Short problem:
Select, from the data, each line where "的正确重音" occurs.
start Records to process
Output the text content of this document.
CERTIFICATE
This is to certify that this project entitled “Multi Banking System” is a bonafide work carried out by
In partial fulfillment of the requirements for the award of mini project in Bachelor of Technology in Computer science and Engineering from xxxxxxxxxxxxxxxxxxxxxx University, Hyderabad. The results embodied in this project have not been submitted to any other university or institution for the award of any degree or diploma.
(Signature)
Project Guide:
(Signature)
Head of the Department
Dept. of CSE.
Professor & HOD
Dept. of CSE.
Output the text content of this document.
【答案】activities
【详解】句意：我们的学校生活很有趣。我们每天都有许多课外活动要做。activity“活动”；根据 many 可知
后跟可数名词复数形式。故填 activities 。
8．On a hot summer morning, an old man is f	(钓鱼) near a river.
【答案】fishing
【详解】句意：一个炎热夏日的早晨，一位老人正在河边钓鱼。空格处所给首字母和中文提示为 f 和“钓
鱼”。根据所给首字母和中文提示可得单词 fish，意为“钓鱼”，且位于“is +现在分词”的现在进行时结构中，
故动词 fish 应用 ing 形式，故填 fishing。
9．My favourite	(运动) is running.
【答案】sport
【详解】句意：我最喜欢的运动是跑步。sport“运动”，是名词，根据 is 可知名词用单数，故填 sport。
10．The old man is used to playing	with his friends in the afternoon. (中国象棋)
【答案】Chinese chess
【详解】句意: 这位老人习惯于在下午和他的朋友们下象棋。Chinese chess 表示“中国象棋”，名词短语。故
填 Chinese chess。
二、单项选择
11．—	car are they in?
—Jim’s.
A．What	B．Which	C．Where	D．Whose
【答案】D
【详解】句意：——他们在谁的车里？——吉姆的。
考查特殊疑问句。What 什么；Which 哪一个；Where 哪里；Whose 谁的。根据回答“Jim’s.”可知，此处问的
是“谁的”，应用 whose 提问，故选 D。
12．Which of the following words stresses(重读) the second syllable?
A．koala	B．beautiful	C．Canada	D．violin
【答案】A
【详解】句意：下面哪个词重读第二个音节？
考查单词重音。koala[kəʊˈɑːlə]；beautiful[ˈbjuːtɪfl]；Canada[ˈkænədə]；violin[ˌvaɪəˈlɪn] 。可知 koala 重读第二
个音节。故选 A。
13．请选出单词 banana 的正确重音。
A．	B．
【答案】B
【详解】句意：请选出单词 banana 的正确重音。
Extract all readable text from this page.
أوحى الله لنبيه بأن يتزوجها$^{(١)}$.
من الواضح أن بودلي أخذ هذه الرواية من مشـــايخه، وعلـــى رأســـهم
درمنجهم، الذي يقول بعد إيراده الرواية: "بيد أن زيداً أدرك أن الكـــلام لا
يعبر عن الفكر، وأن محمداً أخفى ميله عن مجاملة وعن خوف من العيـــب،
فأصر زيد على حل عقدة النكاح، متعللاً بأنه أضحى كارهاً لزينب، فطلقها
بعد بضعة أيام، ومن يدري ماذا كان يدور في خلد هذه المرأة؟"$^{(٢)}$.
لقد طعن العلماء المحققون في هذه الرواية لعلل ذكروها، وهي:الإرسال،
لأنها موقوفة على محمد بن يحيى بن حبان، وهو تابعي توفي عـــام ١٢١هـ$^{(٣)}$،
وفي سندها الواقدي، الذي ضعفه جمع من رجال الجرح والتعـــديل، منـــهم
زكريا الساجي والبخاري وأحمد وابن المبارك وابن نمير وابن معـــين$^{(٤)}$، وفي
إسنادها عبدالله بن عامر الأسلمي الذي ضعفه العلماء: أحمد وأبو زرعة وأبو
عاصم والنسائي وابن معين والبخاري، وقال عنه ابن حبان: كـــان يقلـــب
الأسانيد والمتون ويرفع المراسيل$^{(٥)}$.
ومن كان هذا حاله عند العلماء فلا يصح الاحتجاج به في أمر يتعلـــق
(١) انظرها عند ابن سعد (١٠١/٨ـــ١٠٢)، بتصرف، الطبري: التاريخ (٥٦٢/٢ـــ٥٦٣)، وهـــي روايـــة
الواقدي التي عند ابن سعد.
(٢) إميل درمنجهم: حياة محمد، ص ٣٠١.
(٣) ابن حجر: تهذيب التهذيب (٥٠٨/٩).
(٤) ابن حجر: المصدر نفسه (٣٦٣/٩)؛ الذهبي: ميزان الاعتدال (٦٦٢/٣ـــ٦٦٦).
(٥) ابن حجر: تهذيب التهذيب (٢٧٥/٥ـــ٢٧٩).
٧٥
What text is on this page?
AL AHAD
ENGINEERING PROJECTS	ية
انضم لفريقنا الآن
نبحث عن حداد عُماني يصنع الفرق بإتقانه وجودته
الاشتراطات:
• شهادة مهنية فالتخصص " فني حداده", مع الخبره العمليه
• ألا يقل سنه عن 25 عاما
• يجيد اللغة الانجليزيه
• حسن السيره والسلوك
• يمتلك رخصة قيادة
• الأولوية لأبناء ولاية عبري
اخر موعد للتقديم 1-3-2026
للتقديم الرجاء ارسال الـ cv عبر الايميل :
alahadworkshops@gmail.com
end Records to process
Output for this exercise:
13．请选出单词 banana 的正确重音。
【详解】句意：请选出单词 banana 的正确重音。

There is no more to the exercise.